**Your objective:** Reproduce every line of the entries below word for word, omitting the pictures.

==================================================

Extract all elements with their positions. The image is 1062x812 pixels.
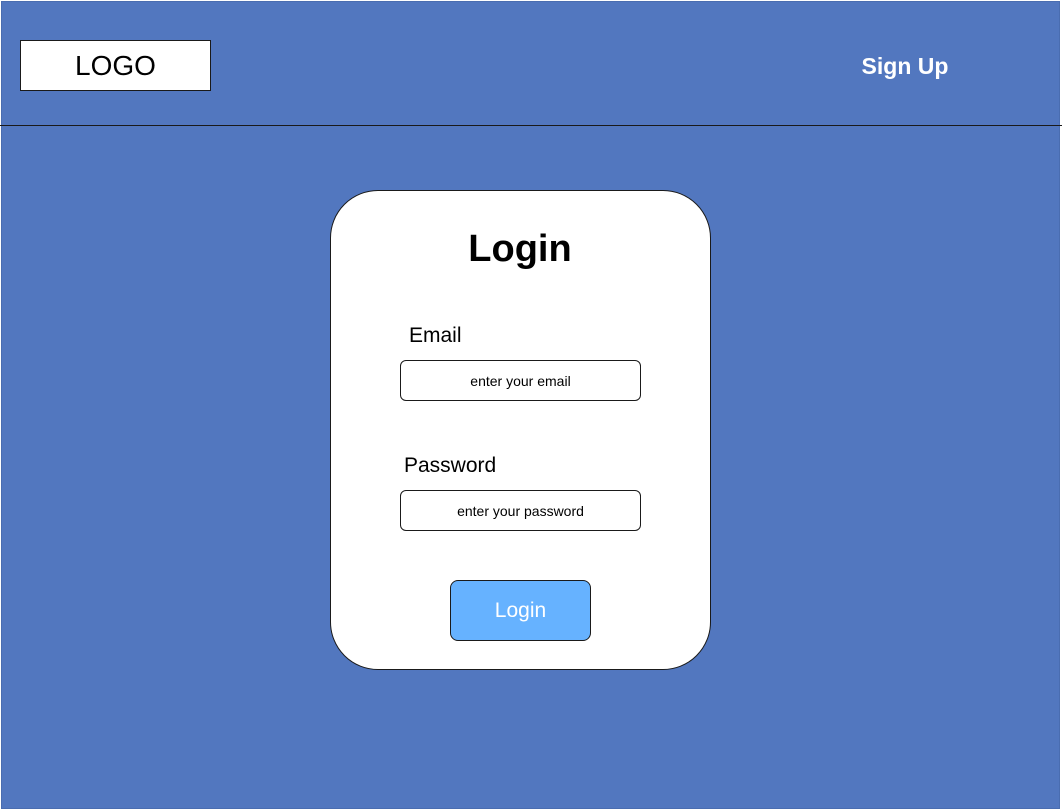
email-input[interactable] <box>400 360 641 401</box>
email-label: Email <box>409 324 462 347</box>
top-header: LOGO Sign Up <box>0 0 1062 126</box>
logo-text: LOGO <box>75 49 156 81</box>
sign-up-link[interactable]: Sign Up <box>840 48 970 84</box>
login-button[interactable]: Login <box>450 580 591 641</box>
logo: LOGO <box>20 40 211 91</box>
password-label: Password <box>404 454 497 477</box>
header-divider <box>0 125 1062 126</box>
password-input[interactable] <box>400 490 641 531</box>
login-title: Login <box>468 228 572 270</box>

==================================================

**Answer for the task:**
Extract all elements with their positions. The image is 1062x812 pixels.
email-input[interactable] <box>400 360 641 401</box>
email-label: Email <box>409 324 462 347</box>
top-header: LOGO Sign Up <box>0 0 1062 126</box>
logo-text: LOGO <box>75 49 156 81</box>
sign-up-link[interactable]: Sign Up <box>840 48 970 84</box>
login-button[interactable]: Login <box>450 580 591 641</box>
logo: LOGO <box>20 40 211 91</box>
password-label: Password <box>404 454 497 477</box>
header-divider <box>0 125 1062 126</box>
password-input[interactable] <box>400 490 641 531</box>
login-title: Login <box>468 228 572 270</box>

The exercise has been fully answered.